Text for analysis Block Start

Epilepsy in multiple sclerosis
A nationwide population-based register study

December 12, 2017 issue
89 (24) 2462-2468

Abstract

Objective:

To determine the cumulative incidence of epilepsy in a population-based cohort of patients with multiple sclerosis (MS) and to investigate the association between epilepsy and clinical features of MS.

Methods:

All available patients in the Swedish MS register (n = 14,545) and 3 age- and sex-matched controls per patient randomly selected from the population register (n = 43,635) were included. Data on clinical features of MS were retrieved from the Swedish MS register, and data on epilepsy and death were retrieved from comprehensive patient registers.

Results:

The cumulative incidence of epilepsy was 3.5% (95% confidence interval [CI] 3.17–3.76) in patients with MS and 1.4% (95% CI 1.30–1.52) in controls (risk ratio 2.5, 95% CI 2.19–2.76). In a Cox proportional model, MS increased the risk of epilepsy (hazard ratio 3.2, 95% CI 2.64–3.94). Patients with relapsing-remitting MS had a cumulative incidence of epilepsy of 2.2% (95% CI 1.88–2.50), whereas patients with progressive disease had a cumulative incidence of 5.5% (95% CI 4.89–6.09). The cumulative incidence rose continuously with increasing disease duration to 5.9% (95% CI 4.90–7.20) in patients with disease duration ≥34 years. Patients with an Expanded Disability Status Scale (EDSS) score ≥7 had a cumulative incidence of epilepsy of 5.3% (95% CI 3.95–7.00). Disease duration and EDSS score were associated with epilepsy after multiple logistic regression (odds ratio [OR] 1.03, 95% CI 1.01–1.04 per year, p = 0.001; and OR 1.2, 95% CI 1.09–1.26 per EDSS step, p < 0.0001).

Text for analysis Block End
Recorded data Block Start

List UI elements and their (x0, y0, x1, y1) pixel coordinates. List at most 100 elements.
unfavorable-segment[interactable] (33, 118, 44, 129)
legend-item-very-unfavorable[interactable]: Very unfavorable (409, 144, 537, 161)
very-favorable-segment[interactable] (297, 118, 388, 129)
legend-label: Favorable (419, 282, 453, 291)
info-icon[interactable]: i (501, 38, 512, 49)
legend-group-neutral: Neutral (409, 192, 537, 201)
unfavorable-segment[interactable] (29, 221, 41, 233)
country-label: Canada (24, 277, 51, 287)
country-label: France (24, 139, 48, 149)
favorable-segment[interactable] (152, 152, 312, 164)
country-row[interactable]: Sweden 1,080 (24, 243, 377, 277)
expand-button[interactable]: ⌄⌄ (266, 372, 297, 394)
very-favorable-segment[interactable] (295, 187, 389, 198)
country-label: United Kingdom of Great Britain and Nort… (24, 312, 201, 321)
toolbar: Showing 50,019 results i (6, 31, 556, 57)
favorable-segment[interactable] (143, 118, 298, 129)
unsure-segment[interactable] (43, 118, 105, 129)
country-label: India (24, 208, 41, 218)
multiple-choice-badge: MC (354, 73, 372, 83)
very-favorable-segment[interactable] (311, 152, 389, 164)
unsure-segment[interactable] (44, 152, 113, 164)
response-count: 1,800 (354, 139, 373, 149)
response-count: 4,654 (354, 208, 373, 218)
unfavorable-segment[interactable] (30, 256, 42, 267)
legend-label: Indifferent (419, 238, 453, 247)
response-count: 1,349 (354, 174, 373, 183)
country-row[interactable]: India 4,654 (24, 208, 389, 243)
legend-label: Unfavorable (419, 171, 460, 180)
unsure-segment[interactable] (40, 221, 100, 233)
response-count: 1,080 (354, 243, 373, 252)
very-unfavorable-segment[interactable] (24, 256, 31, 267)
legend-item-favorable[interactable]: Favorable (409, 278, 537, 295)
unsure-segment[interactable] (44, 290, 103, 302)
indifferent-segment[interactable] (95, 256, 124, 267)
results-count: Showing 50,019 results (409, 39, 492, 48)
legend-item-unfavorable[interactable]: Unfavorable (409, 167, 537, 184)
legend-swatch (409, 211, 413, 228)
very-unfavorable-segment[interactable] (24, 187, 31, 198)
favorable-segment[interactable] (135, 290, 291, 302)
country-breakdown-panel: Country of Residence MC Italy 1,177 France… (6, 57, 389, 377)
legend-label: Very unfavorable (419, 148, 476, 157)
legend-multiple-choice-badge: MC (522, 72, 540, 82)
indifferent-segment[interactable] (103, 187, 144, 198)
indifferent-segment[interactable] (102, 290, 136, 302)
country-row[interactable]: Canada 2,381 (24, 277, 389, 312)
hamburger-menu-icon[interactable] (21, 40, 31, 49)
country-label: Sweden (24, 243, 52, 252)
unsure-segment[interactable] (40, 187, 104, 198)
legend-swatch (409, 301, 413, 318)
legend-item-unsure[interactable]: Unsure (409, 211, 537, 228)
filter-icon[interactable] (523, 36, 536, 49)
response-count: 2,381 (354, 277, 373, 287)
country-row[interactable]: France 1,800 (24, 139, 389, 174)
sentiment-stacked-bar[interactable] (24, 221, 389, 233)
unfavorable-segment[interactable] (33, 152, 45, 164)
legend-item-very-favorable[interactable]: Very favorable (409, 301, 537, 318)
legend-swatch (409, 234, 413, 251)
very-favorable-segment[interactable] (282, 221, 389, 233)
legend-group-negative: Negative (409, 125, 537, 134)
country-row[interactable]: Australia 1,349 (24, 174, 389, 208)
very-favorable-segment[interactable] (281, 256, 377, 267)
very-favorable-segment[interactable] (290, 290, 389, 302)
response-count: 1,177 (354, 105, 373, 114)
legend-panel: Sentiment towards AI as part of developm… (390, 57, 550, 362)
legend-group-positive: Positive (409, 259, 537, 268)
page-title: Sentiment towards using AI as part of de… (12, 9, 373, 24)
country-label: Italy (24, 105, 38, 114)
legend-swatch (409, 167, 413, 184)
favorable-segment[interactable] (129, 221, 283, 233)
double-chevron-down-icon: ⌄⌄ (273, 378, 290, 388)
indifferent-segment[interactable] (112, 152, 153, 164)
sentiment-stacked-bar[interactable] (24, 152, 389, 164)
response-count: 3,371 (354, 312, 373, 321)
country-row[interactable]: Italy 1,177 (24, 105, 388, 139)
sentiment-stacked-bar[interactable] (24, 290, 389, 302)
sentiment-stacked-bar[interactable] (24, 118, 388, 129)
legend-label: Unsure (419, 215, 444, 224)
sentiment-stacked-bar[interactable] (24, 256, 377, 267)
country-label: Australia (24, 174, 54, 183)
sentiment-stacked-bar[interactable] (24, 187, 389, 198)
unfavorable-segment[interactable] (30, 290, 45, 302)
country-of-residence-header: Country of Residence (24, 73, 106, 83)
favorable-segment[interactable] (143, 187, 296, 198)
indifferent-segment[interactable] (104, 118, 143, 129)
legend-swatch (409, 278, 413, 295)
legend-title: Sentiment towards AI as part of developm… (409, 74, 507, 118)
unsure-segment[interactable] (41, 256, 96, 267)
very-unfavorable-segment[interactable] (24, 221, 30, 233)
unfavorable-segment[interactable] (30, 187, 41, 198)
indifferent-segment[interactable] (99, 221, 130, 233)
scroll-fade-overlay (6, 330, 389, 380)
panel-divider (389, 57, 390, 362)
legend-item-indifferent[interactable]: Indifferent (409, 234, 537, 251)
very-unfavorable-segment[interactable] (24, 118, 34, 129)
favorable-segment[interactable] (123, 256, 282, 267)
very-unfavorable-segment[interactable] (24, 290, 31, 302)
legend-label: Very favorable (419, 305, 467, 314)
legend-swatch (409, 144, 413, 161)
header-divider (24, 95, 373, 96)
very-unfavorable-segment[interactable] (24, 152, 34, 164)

Recorded data Block End

Exercise requirements
1 – Please copy the epilepsy abstract word for word, everything from "Epilepsy in multiple" down to "features of MS.".
2 – For each statement, decide whether the epilepsy abstract above agrees with it. Answer yes or no and quote the words that decide it: (a) The study included 43,635 controls. (b) Patients with relapsing-remitting MS had a higher cumulative incidence of epilepsy than patients with progressive disease. (c) Data on death were taken from the Swedish MS register.

Responses in order
1 –
Epilepsy in multiple sclerosis
A nationwide population-based register study

December 12, 2017 issue
89 (24) 2462-2468

Abstract

Objective:

To determine the cumulative incidence of epilepsy in a population-based cohort of patients with multiple sclerosis (MS) and to investigate the association between epilepsy and clinical features of MS.

2 –
(a) Yes: "3 age- and sex-matched controls per patient randomly selected from the population register (n = 43,635) were included"
(b) No: "Patients with relapsing-remitting MS had a cumulative incidence of epilepsy of 2.2% (95% CI 1.88–2.50), whereas patients with progressive disease had a cumulative incidence of 5.5% (95% CI 4.89–6.09)"
(c) No: "data on epilepsy and death were retrieved from comprehensive patient registers"